## BEGIN
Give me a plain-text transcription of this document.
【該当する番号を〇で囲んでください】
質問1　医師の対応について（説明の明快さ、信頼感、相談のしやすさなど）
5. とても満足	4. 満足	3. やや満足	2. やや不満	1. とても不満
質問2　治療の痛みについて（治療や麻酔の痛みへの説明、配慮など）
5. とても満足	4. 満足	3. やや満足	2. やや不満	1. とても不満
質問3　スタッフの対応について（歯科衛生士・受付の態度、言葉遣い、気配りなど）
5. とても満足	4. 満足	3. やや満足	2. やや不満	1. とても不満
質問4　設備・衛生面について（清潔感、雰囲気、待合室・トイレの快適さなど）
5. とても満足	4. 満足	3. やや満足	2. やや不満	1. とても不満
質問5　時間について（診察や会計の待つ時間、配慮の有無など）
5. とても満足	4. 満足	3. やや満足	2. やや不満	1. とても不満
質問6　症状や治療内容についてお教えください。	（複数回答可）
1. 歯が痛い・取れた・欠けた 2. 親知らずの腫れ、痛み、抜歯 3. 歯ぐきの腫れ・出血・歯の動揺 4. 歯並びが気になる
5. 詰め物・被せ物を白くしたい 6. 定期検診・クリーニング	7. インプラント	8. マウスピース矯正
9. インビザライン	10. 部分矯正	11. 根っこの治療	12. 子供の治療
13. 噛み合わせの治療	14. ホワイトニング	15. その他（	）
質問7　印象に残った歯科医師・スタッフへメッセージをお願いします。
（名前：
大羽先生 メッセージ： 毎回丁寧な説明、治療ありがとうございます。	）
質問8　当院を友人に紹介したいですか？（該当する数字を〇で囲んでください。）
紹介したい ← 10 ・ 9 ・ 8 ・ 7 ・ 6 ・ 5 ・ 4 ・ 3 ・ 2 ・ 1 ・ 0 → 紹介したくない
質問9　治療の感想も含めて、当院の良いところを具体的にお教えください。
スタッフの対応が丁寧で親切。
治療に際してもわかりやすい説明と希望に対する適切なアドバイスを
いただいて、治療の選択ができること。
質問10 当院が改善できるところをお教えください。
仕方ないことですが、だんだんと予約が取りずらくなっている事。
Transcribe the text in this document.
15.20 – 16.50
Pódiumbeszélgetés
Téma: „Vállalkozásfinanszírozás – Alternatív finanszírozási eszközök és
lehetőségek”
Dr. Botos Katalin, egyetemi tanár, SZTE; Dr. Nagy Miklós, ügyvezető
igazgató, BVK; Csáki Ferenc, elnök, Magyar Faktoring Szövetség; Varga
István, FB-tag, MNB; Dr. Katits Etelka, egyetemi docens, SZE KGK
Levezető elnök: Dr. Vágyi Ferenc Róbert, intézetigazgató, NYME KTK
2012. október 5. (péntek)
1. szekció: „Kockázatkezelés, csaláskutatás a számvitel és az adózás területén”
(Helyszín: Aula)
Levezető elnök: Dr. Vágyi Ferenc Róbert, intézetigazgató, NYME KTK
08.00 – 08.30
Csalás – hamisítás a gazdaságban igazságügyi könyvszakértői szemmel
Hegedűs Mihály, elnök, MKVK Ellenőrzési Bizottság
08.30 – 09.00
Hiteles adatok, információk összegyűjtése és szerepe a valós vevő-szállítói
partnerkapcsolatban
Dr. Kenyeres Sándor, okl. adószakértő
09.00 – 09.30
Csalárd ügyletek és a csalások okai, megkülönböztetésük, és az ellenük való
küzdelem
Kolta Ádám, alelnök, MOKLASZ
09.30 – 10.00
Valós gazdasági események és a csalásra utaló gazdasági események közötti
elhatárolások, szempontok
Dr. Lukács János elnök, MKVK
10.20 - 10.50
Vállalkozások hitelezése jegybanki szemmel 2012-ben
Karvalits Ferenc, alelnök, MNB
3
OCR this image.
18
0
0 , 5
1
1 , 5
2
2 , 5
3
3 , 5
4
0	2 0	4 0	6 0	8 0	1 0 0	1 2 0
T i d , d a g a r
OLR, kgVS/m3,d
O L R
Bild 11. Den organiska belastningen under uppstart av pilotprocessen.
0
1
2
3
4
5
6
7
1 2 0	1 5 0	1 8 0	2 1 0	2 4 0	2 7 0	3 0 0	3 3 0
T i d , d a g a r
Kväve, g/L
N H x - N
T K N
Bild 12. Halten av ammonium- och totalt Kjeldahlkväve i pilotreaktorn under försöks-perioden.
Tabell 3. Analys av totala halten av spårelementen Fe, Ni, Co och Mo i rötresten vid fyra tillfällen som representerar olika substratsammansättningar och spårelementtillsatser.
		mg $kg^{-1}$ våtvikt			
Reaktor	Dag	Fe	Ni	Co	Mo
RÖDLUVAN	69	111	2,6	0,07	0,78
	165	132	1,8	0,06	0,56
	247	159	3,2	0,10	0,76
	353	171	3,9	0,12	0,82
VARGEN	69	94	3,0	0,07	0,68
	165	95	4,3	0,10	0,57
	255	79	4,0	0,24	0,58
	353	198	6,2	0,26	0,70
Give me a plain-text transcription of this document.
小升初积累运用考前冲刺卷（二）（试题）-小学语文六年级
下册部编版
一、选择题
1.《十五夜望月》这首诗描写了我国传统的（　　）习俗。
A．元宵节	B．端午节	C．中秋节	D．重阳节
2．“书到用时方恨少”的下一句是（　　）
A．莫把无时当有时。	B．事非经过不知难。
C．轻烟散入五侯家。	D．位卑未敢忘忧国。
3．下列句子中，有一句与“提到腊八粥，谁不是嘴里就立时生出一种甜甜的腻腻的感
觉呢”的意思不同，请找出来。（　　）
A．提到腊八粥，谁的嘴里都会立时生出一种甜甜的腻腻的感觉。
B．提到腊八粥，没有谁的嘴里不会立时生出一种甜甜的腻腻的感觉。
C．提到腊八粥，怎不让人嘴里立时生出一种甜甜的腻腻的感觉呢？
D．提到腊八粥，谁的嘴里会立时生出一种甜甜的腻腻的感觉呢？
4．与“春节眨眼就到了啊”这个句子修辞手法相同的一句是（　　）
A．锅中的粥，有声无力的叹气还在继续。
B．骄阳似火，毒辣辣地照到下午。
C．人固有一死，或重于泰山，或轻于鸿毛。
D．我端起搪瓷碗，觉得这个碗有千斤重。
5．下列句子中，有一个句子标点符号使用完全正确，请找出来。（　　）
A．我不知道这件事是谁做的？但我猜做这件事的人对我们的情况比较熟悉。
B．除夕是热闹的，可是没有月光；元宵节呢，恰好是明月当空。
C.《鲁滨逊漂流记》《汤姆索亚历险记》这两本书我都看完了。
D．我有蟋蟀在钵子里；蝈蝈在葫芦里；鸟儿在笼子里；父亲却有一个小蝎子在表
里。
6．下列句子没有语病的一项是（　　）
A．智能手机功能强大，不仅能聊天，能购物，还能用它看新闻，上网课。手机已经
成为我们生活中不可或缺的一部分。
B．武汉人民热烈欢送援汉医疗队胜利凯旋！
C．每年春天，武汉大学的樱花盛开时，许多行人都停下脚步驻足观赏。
## END
» What is asked:
Retype every entry above, word for word.

» Task result:
Give me a plain-text transcription of this document.
【該当する番号を〇で囲んでください】
質問1　医師の対応について（説明の明快さ、信頼感、相談のしやすさなど）
5. とても満足	4. 満足	3. やや満足	2. やや不満	1. とても不満
質問2　治療の痛みについて（治療や麻酔の痛みへの説明、配慮など）
5. とても満足	4. 満足	3. やや満足	2. やや不満	1. とても不満
質問3　スタッフの対応について（歯科衛生士・受付の態度、言葉遣い、気配りなど）
5. とても満足	4. 満足	3. やや満足	2. やや不満	1. とても不満
質問4　設備・衛生面について（清潔感、雰囲気、待合室・トイレの快適さなど）
5. とても満足	4. 満足	3. やや満足	2. やや不満	1. とても不満
質問5　時間について（診察や会計の待つ時間、配慮の有無など）
5. とても満足	4. 満足	3. やや満足	2. やや不満	1. とても不満
質問6　症状や治療内容についてお教えください。	（複数回答可）
1. 歯が痛い・取れた・欠けた 2. 親知らずの腫れ、痛み、抜歯 3. 歯ぐきの腫れ・出血・歯の動揺 4. 歯並びが気になる
5. 詰め物・被せ物を白くしたい 6. 定期検診・クリーニング	7. インプラント	8. マウスピース矯正
9. インビザライン	10. 部分矯正	11. 根っこの治療	12. 子供の治療
13. 噛み合わせの治療	14. ホワイトニング	15. その他（	）
質問7　印象に残った歯科医師・スタッフへメッセージをお願いします。
（名前：
大羽先生 メッセージ： 毎回丁寧な説明、治療ありがとうございます。	）
質問8　当院を友人に紹介したいですか？（該当する数字を〇で囲んでください。）
紹介したい ← 10 ・ 9 ・ 8 ・ 7 ・ 6 ・ 5 ・ 4 ・ 3 ・ 2 ・ 1 ・ 0 → 紹介したくない
質問9　治療の感想も含めて、当院の良いところを具体的にお教えください。
スタッフの対応が丁寧で親切。
治療に際してもわかりやすい説明と希望に対する適切なアドバイスを
いただいて、治療の選択ができること。
質問10 当院が改善できるところをお教えください。
仕方ないことですが、だんだんと予約が取りずらくなっている事。
Transcribe the text in this document.
15.20 – 16.50
Pódiumbeszélgetés
Téma: „Vállalkozásfinanszírozás – Alternatív finanszírozási eszközök és
lehetőségek”
Dr. Botos Katalin, egyetemi tanár, SZTE; Dr. Nagy Miklós, ügyvezető
igazgató, BVK; Csáki Ferenc, elnök, Magyar Faktoring Szövetség; Varga
István, FB-tag, MNB; Dr. Katits Etelka, egyetemi docens, SZE KGK
Levezető elnök: Dr. Vágyi Ferenc Róbert, intézetigazgató, NYME KTK
2012. október 5. (péntek)
1. szekció: „Kockázatkezelés, csaláskutatás a számvitel és az adózás területén”
(Helyszín: Aula)
Levezető elnök: Dr. Vágyi Ferenc Róbert, intézetigazgató, NYME KTK
08.00 – 08.30
Csalás – hamisítás a gazdaságban igazságügyi könyvszakértői szemmel
Hegedűs Mihály, elnök, MKVK Ellenőrzési Bizottság
08.30 – 09.00
Hiteles adatok, információk összegyűjtése és szerepe a valós vevő-szállítói
partnerkapcsolatban
Dr. Kenyeres Sándor, okl. adószakértő
09.00 – 09.30
Csalárd ügyletek és a csalások okai, megkülönböztetésük, és az ellenük való
küzdelem
Kolta Ádám, alelnök, MOKLASZ
09.30 – 10.00
Valós gazdasági események és a csalásra utaló gazdasági események közötti
elhatárolások, szempontok
Dr. Lukács János elnök, MKVK
10.20 - 10.50
Vállalkozások hitelezése jegybanki szemmel 2012-ben
Karvalits Ferenc, alelnök, MNB
3
OCR this image.
18
0
0 , 5
1
1 , 5
2
2 , 5
3
3 , 5
4
0	2 0	4 0	6 0	8 0	1 0 0	1 2 0
T i d , d a g a r
OLR, kgVS/m3,d
O L R
Bild 11. Den organiska belastningen under uppstart av pilotprocessen.
0
1
2
3
4
5
6
7
1 2 0	1 5 0	1 8 0	2 1 0	2 4 0	2 7 0	3 0 0	3 3 0
T i d , d a g a r
Kväve, g/L
N H x - N
T K N
Bild 12. Halten av ammonium- och totalt Kjeldahlkväve i pilotreaktorn under försöks-perioden.
Tabell 3. Analys av totala halten av spårelementen Fe, Ni, Co och Mo i rötresten vid fyra tillfällen som representerar olika substratsammansättningar och spårelementtillsatser.
		mg $kg^{-1}$ våtvikt			
Reaktor	Dag	Fe	Ni	Co	Mo
RÖDLUVAN	69	111	2,6	0,07	0,78
	165	132	1,8	0,06	0,56
	247	159	3,2	0,10	0,76
	353	171	3,9	0,12	0,82
VARGEN	69	94	3,0	0,07	0,68
	165	95	4,3	0,10	0,57
	255	79	4,0	0,24	0,58
	353	198	6,2	0,26	0,70
Give me a plain-text transcription of this document.
小升初积累运用考前冲刺卷（二）（试题）-小学语文六年级
下册部编版
一、选择题
1.《十五夜望月》这首诗描写了我国传统的（　　）习俗。
A．元宵节	B．端午节	C．中秋节	D．重阳节
2．“书到用时方恨少”的下一句是（　　）
A．莫把无时当有时。	B．事非经过不知难。
C．轻烟散入五侯家。	D．位卑未敢忘忧国。
3．下列句子中，有一句与“提到腊八粥，谁不是嘴里就立时生出一种甜甜的腻腻的感
觉呢”的意思不同，请找出来。（　　）
A．提到腊八粥，谁的嘴里都会立时生出一种甜甜的腻腻的感觉。
B．提到腊八粥，没有谁的嘴里不会立时生出一种甜甜的腻腻的感觉。
C．提到腊八粥，怎不让人嘴里立时生出一种甜甜的腻腻的感觉呢？
D．提到腊八粥，谁的嘴里会立时生出一种甜甜的腻腻的感觉呢？
4．与“春节眨眼就到了啊”这个句子修辞手法相同的一句是（　　）
A．锅中的粥，有声无力的叹气还在继续。
B．骄阳似火，毒辣辣地照到下午。
C．人固有一死，或重于泰山，或轻于鸿毛。
D．我端起搪瓷碗，觉得这个碗有千斤重。
5．下列句子中，有一个句子标点符号使用完全正确，请找出来。（　　）
A．我不知道这件事是谁做的？但我猜做这件事的人对我们的情况比较熟悉。
B．除夕是热闹的，可是没有月光；元宵节呢，恰好是明月当空。
C.《鲁滨逊漂流记》《汤姆索亚历险记》这两本书我都看完了。
D．我有蟋蟀在钵子里；蝈蝈在葫芦里；鸟儿在笼子里；父亲却有一个小蝎子在表
里。
6．下列句子没有语病的一项是（　　）
A．智能手机功能强大，不仅能聊天，能购物，还能用它看新闻，上网课。手机已经
成为我们生活中不可或缺的一部分。
B．武汉人民热烈欢送援汉医疗队胜利凯旋！
C．每年春天，武汉大学的樱花盛开时，许多行人都停下脚步驻足观赏。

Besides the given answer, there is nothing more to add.